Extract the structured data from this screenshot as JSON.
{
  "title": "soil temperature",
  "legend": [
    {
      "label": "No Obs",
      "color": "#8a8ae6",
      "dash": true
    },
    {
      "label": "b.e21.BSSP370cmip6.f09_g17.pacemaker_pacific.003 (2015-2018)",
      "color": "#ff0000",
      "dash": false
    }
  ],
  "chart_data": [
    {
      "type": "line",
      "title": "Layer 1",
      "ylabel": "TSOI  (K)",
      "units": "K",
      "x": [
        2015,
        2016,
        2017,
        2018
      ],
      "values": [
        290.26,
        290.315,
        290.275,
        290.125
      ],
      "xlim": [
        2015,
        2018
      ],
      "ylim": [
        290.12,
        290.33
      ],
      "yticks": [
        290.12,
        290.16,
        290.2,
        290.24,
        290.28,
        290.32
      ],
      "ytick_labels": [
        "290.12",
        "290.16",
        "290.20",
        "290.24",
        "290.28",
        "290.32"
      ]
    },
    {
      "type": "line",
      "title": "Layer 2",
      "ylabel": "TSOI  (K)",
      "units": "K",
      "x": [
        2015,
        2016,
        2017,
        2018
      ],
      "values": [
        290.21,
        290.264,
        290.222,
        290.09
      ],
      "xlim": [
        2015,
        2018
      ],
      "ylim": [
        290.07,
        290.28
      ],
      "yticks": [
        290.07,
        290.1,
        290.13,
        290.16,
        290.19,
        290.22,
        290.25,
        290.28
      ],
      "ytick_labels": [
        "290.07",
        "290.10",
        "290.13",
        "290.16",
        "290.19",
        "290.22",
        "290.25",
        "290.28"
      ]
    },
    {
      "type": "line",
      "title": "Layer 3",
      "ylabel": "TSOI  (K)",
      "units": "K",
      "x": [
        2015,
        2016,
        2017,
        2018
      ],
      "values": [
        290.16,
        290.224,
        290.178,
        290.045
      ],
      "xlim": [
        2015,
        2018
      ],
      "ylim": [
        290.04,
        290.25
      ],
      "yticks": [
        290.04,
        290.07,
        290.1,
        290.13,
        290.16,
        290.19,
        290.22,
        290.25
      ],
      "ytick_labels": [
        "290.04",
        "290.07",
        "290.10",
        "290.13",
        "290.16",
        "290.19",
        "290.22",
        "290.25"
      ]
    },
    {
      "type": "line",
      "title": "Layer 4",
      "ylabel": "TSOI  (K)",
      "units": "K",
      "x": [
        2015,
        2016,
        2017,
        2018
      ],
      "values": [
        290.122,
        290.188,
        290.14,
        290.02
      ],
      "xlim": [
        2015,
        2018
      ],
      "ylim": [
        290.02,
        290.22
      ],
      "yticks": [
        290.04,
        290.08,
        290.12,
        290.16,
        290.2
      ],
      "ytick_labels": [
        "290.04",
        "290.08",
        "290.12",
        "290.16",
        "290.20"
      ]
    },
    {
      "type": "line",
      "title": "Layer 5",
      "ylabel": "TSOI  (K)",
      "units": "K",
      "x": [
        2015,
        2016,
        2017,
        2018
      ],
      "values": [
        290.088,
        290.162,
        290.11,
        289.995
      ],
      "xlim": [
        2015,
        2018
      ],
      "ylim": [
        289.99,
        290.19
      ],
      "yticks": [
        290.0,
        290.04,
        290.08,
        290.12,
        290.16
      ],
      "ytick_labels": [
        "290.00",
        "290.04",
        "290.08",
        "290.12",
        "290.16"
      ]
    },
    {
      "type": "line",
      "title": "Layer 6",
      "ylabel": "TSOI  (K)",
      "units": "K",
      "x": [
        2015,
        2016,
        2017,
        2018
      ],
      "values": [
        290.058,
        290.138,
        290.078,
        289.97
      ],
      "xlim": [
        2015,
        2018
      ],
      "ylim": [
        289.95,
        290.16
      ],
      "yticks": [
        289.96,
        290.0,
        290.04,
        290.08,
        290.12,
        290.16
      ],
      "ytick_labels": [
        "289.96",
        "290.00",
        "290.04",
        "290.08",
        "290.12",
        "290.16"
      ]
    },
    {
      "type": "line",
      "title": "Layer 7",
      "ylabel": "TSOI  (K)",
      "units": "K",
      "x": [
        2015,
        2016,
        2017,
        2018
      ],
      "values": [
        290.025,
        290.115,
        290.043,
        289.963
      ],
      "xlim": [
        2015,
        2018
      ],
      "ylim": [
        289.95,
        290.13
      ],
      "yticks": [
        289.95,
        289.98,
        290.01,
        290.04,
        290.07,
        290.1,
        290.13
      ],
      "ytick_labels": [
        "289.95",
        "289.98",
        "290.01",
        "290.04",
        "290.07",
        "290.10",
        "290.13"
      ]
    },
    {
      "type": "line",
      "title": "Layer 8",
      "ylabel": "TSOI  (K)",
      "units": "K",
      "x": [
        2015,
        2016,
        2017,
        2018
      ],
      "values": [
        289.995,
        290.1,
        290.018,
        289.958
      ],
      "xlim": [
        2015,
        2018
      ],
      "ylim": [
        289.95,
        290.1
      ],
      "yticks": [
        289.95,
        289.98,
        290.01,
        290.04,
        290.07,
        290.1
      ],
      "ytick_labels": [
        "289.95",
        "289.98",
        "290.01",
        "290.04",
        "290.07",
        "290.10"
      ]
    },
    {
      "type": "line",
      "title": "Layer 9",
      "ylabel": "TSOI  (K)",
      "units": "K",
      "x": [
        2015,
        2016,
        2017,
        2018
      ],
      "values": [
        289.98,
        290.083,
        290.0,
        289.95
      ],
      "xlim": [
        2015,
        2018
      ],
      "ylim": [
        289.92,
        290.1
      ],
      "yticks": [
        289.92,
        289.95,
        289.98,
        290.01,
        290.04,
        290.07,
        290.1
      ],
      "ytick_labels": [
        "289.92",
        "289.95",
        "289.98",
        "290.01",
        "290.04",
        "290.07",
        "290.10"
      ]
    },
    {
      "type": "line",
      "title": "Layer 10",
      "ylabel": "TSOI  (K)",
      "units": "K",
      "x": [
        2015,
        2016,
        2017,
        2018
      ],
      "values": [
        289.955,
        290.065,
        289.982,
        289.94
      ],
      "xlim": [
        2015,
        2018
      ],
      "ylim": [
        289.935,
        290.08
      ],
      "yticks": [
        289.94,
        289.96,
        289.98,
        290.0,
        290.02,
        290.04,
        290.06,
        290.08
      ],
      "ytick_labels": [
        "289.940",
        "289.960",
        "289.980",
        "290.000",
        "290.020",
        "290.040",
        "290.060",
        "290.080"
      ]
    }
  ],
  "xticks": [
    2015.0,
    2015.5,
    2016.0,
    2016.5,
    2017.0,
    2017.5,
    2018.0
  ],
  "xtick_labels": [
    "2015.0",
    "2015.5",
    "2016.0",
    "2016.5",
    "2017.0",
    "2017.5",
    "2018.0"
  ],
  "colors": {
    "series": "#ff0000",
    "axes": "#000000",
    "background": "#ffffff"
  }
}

------------------------------------------------------------

• **What you are asked to do**
Output the records exactly, including every line.

• **Answer to the exercise**
Extract the structured data from this screenshot as JSON.
{
  "title": "soil temperature",
  "legend": [
    {
      "label": "No Obs",
      "color": "#8a8ae6",
      "dash": true
    },
    {
      "label": "b.e21.BSSP370cmip6.f09_g17.pacemaker_pacific.003 (2015-2018)",
      "color": "#ff0000",
      "dash": false
    }
  ],
  "chart_data": [
    {
      "type": "line",
      "title": "Layer 1",
      "ylabel": "TSOI  (K)",
      "units": "K",
      "x": [
        2015,
        2016,
        2017,
        2018
      ],
      "values": [
        290.26,
        290.315,
        290.275,
        290.125
      ],
      "xlim": [
        2015,
        2018
      ],
      "ylim": [
        290.12,
        290.33
      ],
      "yticks": [
        290.12,
        290.16,
        290.2,
        290.24,
        290.28,
        290.32
      ],
      "ytick_labels": [
        "290.12",
        "290.16",
        "290.20",
        "290.24",
        "290.28",
        "290.32"
      ]
    },
    {
      "type": "line",
      "title": "Layer 2",
      "ylabel": "TSOI  (K)",
      "units": "K",
      "x": [
        2015,
        2016,
        2017,
        2018
      ],
      "values": [
        290.21,
        290.264,
        290.222,
        290.09
      ],
      "xlim": [
        2015,
        2018
      ],
      "ylim": [
        290.07,
        290.28
      ],
      "yticks": [
        290.07,
        290.1,
        290.13,
        290.16,
        290.19,
        290.22,
        290.25,
        290.28
      ],
      "ytick_labels": [
        "290.07",
        "290.10",
        "290.13",
        "290.16",
        "290.19",
        "290.22",
        "290.25",
        "290.28"
      ]
    },
    {
      "type": "line",
      "title": "Layer 3",
      "ylabel": "TSOI  (K)",
      "units": "K",
      "x": [
        2015,
        2016,
        2017,
        2018
      ],
      "values": [
        290.16,
        290.224,
        290.178,
        290.045
      ],
      "xlim": [
        2015,
        2018
      ],
      "ylim": [
        290.04,
        290.25
      ],
      "yticks": [
        290.04,
        290.07,
        290.1,
        290.13,
        290.16,
        290.19,
        290.22,
        290.25
      ],
      "ytick_labels": [
        "290.04",
        "290.07",
        "290.10",
        "290.13",
        "290.16",
        "290.19",
        "290.22",
        "290.25"
      ]
    },
    {
      "type": "line",
      "title": "Layer 4",
      "ylabel": "TSOI  (K)",
      "units": "K",
      "x": [
        2015,
        2016,
        2017,
        2018
      ],
      "values": [
        290.122,
        290.188,
        290.14,
        290.02
      ],
      "xlim": [
        2015,
        2018
      ],
      "ylim": [
        290.02,
        290.22
      ],
      "yticks": [
        290.04,
        290.08,
        290.12,
        290.16,
        290.2
      ],
      "ytick_labels": [
        "290.04",
        "290.08",
        "290.12",
        "290.16",
        "290.20"
      ]
    },
    {
      "type": "line",
      "title": "Layer 5",
      "ylabel": "TSOI  (K)",
      "units": "K",
      "x": [
        2015,
        2016,
        2017,
        2018
      ],
      "values": [
        290.088,
        290.162,
        290.11,
        289.995
      ],
      "xlim": [
        2015,
        2018
      ],
      "ylim": [
        289.99,
        290.19
      ],
      "yticks": [
        290.0,
        290.04,
        290.08,
        290.12,
        290.16
      ],
      "ytick_labels": [
        "290.00",
        "290.04",
        "290.08",
        "290.12",
        "290.16"
      ]
    },
    {
      "type": "line",
      "title": "Layer 6",
      "ylabel": "TSOI  (K)",
      "units": "K",
      "x": [
        2015,
        2016,
        2017,
        2018
      ],
      "values": [
        290.058,
        290.138,
        290.078,
        289.97
      ],
      "xlim": [
        2015,
        2018
      ],
      "ylim": [
        289.95,
        290.16
      ],
      "yticks": [
        289.96,
        290.0,
        290.04,
        290.08,
        290.12,
        290.16
      ],
      "ytick_labels": [
        "289.96",
        "290.00",
        "290.04",
        "290.08",
        "290.12",
        "290.16"
      ]
    },
    {
      "type": "line",
      "title": "Layer 7",
      "ylabel": "TSOI  (K)",
      "units": "K",
      "x": [
        2015,
        2016,
        2017,
        2018
      ],
      "values": [
        290.025,
        290.115,
        290.043,
        289.963
      ],
      "xlim": [
        2015,
        2018
      ],
      "ylim": [
        289.95,
        290.13
      ],
      "yticks": [
        289.95,
        289.98,
        290.01,
        290.04,
        290.07,
        290.1,
        290.13
      ],
      "ytick_labels": [
        "289.95",
        "289.98",
        "290.01",
        "290.04",
        "290.07",
        "290.10",
        "290.13"
      ]
    },
    {
      "type": "line",
      "title": "Layer 8",
      "ylabel": "TSOI  (K)",
      "units": "K",
      "x": [
        2015,
        2016,
        2017,
        2018
      ],
      "values": [
        289.995,
        290.1,
        290.018,
        289.958
      ],
      "xlim": [
        2015,
        2018
      ],
      "ylim": [
        289.95,
        290.1
      ],
      "yticks": [
        289.95,
        289.98,
        290.01,
        290.04,
        290.07,
        290.1
      ],
      "ytick_labels": [
        "289.95",
        "289.98",
        "290.01",
        "290.04",
        "290.07",
        "290.10"
      ]
    },
    {
      "type": "line",
      "title": "Layer 9",
      "ylabel": "TSOI  (K)",
      "units": "K",
      "x": [
        2015,
        2016,
        2017,
        2018
      ],
      "values": [
        289.98,
        290.083,
        290.0,
        289.95
      ],
      "xlim": [
        2015,
        2018
      ],
      "ylim": [
        289.92,
        290.1
      ],
      "yticks": [
        289.92,
        289.95,
        289.98,
        290.01,
        290.04,
        290.07,
        290.1
      ],
      "ytick_labels": [
        "289.92",
        "289.95",
        "289.98",
        "290.01",
        "290.04",
        "290.07",
        "290.10"
      ]
    },
    {
      "type": "line",
      "title": "Layer 10",
      "ylabel": "TSOI  (K)",
      "units": "K",
      "x": [
        2015,
        2016,
        2017,
        2018
      ],
      "values": [
        289.955,
        290.065,
        289.982,
        289.94
      ],
      "xlim": [
        2015,
        2018
      ],
      "ylim": [
        289.935,
        290.08
      ],
      "yticks": [
        289.94,
        289.96,
        289.98,
        290.0,
        290.02,
        290.04,
        290.06,
        290.08
      ],
      "ytick_labels": [
        "289.940",
        "289.960",
        "289.980",
        "290.000",
        "290.020",
        "290.040",
        "290.060",
        "290.080"
      ]
    }
  ],
  "xticks": [
    2015.0,
    2015.5,
    2016.0,
    2016.5,
    2017.0,
    2017.5,
    2018.0
  ],
  "xtick_labels": [
    "2015.0",
    "2015.5",
    "2016.0",
    "2016.5",
    "2017.0",
    "2017.5",
    "2018.0"
  ],
  "colors": {
    "series": "#ff0000",
    "axes": "#000000",
    "background": "#ffffff"
  }
}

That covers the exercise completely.